LASER LISA: NASA like to track their Lunar Reconnaissance Orbiter with a laser. Recently though they used the laser to try something new:
sending a picture of the Mona Lisa to the LRO. The orbiting craft then verified the image by returning it via the radio telemetry system. The image was sent using discrete laser pulses precisely timed to indicate brightness. Algorithms used in CDs and DVDs were also applied to clean up the image and compensate for errors. It wasn't just an art project though — the technique could be used for high-speed communication in future. What's old is new again.
A BEAM IN THE EYE: If you're demolishing a skyscraper you don't have to just whack it down in a cloud of dust and rubble. In Tokyo one construction company is using giant jacks and electricity-generating cranes to dismantle a high-rise tower, floor by floor. First everything's removed from the inside. Then beams and concrete are removed, working from the top down, and material is recycled and reused where possible. Temporary columns hold up the roof while work proceeds. As cranes lower material to the ground they create electricity that's used for other parts of the process. The system reduces noise and dust too. Those implosions from blowing up buildings are pretty spectacular though.

• _Entries provided_:
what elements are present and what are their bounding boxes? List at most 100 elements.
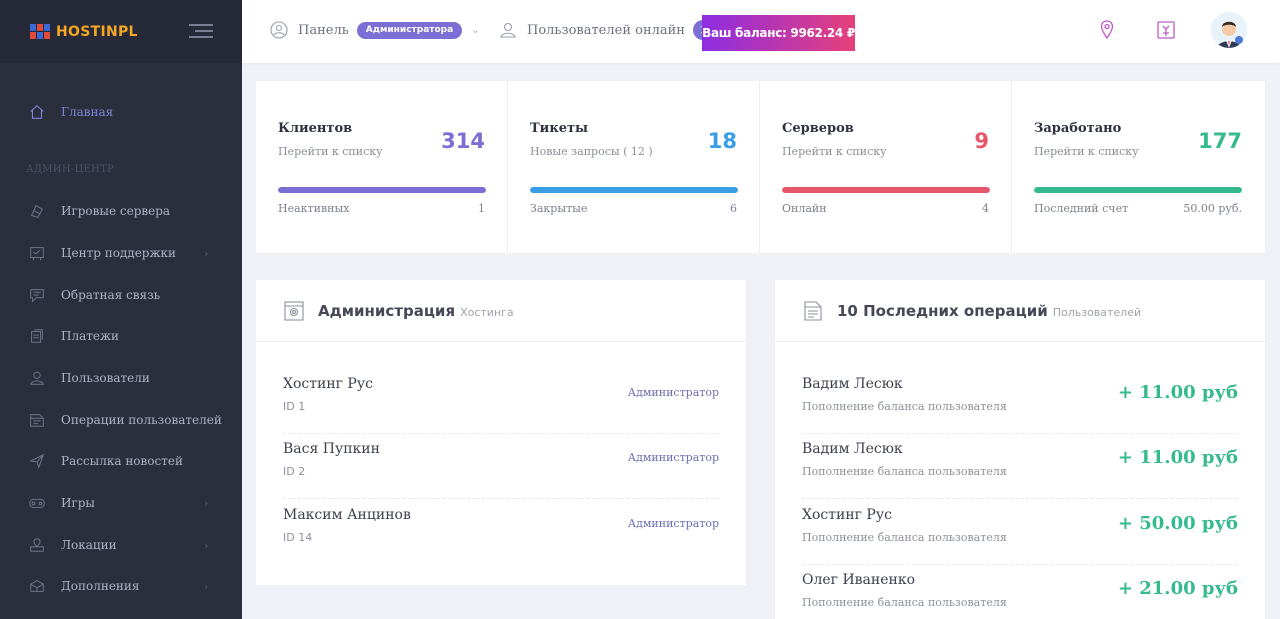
topbar: Панель Администратора ⌄ Пользователей он… <box>242 0 1280 63</box>
panel-label: Панель <box>298 22 349 38</box>
users-icon <box>498 20 518 40</box>
panel-selector[interactable]: Панель Администратора ⌄ <box>269 20 480 40</box>
payments-icon <box>28 327 46 345</box>
users-online[interactable]: Пользователей онлайн 1 <box>498 20 713 40</box>
sidebar-item-label: Операции пользователей <box>61 413 222 427</box>
sidebar-item-label: Локации <box>61 538 117 552</box>
stat-link[interactable]: Перейти к списку <box>278 145 383 158</box>
sidebar-item-label: Пользователи <box>61 371 150 385</box>
map-icon[interactable] <box>1154 18 1178 42</box>
stat-progress-bar <box>530 187 738 193</box>
stats-row: Клиентов Перейти к списку 314 Неактивных… <box>256 81 1265 253</box>
operation-desc: Пополнение баланса пользователя <box>802 531 1007 544</box>
menu-toggle-icon[interactable] <box>189 22 213 40</box>
operation-row[interactable]: Вадим Лесюк Пополнение баланса пользоват… <box>802 433 1238 499</box>
newsletter-icon <box>28 452 46 470</box>
stat-card-tickets: Тикеты Новые запросы ( 12 ) 18 Закрытые … <box>508 81 760 253</box>
panel-subtitle: Хостинга <box>460 305 514 319</box>
document-list-icon <box>801 299 825 323</box>
stat-link[interactable]: Новые запросы ( 12 ) <box>530 145 653 158</box>
operation-desc: Пополнение баланса пользователя <box>802 400 1007 413</box>
stat-title: Клиентов <box>278 121 353 136</box>
stat-progress-fill <box>1034 187 1242 193</box>
sidebar-item-users[interactable]: Пользователи <box>0 363 242 393</box>
sidebar-item-support[interactable]: Центр поддержки › <box>0 238 242 268</box>
stat-foot-label: Закрытые <box>530 202 588 215</box>
operation-row[interactable]: Хостинг Рус Пополнение баланса пользоват… <box>802 499 1238 565</box>
stat-title: Серверов <box>782 121 854 136</box>
stat-foot-value: 6 <box>730 202 737 215</box>
location-pin-icon[interactable] <box>1095 18 1119 42</box>
admin-role-link[interactable]: Администратор <box>628 451 719 464</box>
list-item[interactable]: Максим Анцинов ID 14 Администратор <box>283 499 719 565</box>
list-item[interactable]: Хостинг Рус ID 1 Администратор <box>283 368 719 434</box>
operation-row[interactable]: Олег Иваненко Пополнение баланса пользов… <box>802 564 1238 619</box>
sidebar-item-payments[interactable]: Платежи <box>0 321 242 351</box>
stat-value: 18 <box>707 129 737 153</box>
locations-icon <box>28 536 46 554</box>
sidebar-item-label: Обратная связь <box>61 288 161 302</box>
sidebar-item-addons[interactable]: Дополнения › <box>0 571 242 601</box>
stat-link[interactable]: Перейти к списку <box>782 145 887 158</box>
chevron-right-icon: › <box>204 538 209 552</box>
sidebar-item-servers[interactable]: Игровые сервера <box>0 196 242 226</box>
users-icon <box>28 369 46 387</box>
support-icon <box>28 244 46 262</box>
sidebar-item-label: Рассылка новостей <box>61 454 183 468</box>
stat-progress-bar <box>278 187 486 193</box>
panel-header: 10 Последних операций Пользователей <box>775 280 1265 342</box>
sidebar-item-label: Главная <box>61 105 114 119</box>
stat-value: 177 <box>1198 129 1242 153</box>
sidebar-item-home[interactable]: Главная <box>0 97 242 127</box>
sidebar-item-label: Игровые сервера <box>61 204 171 218</box>
admin-role-link[interactable]: Администратор <box>628 386 719 399</box>
chevron-down-icon[interactable]: ⌄ <box>471 25 479 36</box>
operations-panel: 10 Последних операций Пользователей Вади… <box>775 280 1265 619</box>
list-item[interactable]: Вася Пупкин ID 2 Администратор <box>283 433 719 499</box>
sidebar-item-operations[interactable]: Операции пользователей <box>0 405 242 435</box>
gamepad-icon <box>28 494 46 512</box>
sidebar-item-label: Игры <box>61 496 95 510</box>
sidebar-item-feedback[interactable]: Обратная связь <box>0 280 242 310</box>
stat-value: 314 <box>441 129 485 153</box>
chevron-right-icon: › <box>204 246 209 260</box>
sidebar-item-label: Центр поддержки <box>61 246 177 260</box>
panel-subtitle: Пользователей <box>1052 305 1142 319</box>
avatar[interactable] <box>1211 12 1247 48</box>
users-online-label: Пользователей онлайн <box>527 22 685 38</box>
logo-icon <box>30 23 52 40</box>
stat-card-clients: Клиентов Перейти к списку 314 Неактивных… <box>256 81 508 253</box>
stat-card-servers: Серверов Перейти к списку 9 Онлайн 4 <box>760 81 1012 253</box>
operations-icon <box>28 411 46 429</box>
stat-card-earned: Заработано Перейти к списку 177 Последни… <box>1012 81 1264 253</box>
stat-progress-bar <box>782 187 990 193</box>
admin-id: ID 2 <box>283 465 306 478</box>
stat-progress-bar <box>1034 187 1242 193</box>
operation-amount: + 11.00 руб <box>1117 447 1238 468</box>
logo-text[interactable]: HOSTINPL <box>56 24 138 40</box>
chevron-right-icon: › <box>204 579 209 593</box>
stat-progress-fill <box>530 187 738 193</box>
admin-role-link[interactable]: Администратор <box>628 517 719 530</box>
stat-foot-value: 50.00 руб. <box>1183 202 1242 215</box>
sidebar-item-newsletter[interactable]: Рассылка новостей <box>0 446 242 476</box>
stat-value: 9 <box>974 129 989 153</box>
stat-foot-label: Онлайн <box>782 202 827 215</box>
admin-id: ID 1 <box>283 400 306 413</box>
operation-row[interactable]: Вадим Лесюк Пополнение баланса пользоват… <box>802 368 1238 434</box>
admin-panel: Администрация Хостинга Хостинг Рус ID 1 … <box>256 280 746 585</box>
operation-user: Хостинг Рус <box>802 507 892 523</box>
sidebar-item-games[interactable]: Игры › <box>0 488 242 518</box>
stat-title: Тикеты <box>530 121 589 136</box>
operation-amount: + 11.00 руб <box>1117 382 1238 403</box>
admin-name: Вася Пупкин <box>283 441 380 457</box>
home-icon <box>28 103 46 121</box>
sidebar-item-label: Дополнения <box>61 579 140 593</box>
admin-id: ID 14 <box>283 531 313 544</box>
stat-link[interactable]: Перейти к списку <box>1034 145 1139 158</box>
operation-user: Вадим Лесюк <box>802 441 903 457</box>
sidebar-item-locations[interactable]: Локации › <box>0 530 242 560</box>
balance-button[interactable]: Ваш баланс: 9962.24 ₽ <box>702 15 855 51</box>
admin-name: Максим Анцинов <box>283 507 411 523</box>
servers-icon <box>28 202 46 220</box>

• _Stated problem_: Reproduce the passage of the news briefs on the laser-sent Mona Lisa and the Tokyo tower demolition from "A BEAM IN THE" up to and including "pretty spectacular though.".

• _Output for this exercise_:
A BEAM IN THE EYE: If you're demolishing a skyscraper you don't have to just whack it down in a cloud of dust and rubble. In Tokyo one construction company is using giant jacks and electricity-generating cranes to dismantle a high-rise tower, floor by floor. First everything's removed from the inside. Then beams and concrete are removed, working from the top down, and material is recycled and reused where possible. Temporary columns hold up the roof while work proceeds. As cranes lower material to the ground they create electricity that's used for other parts of the process. The system reduces noise and dust too. Those implosions from blowing up buildings are pretty spectacular though.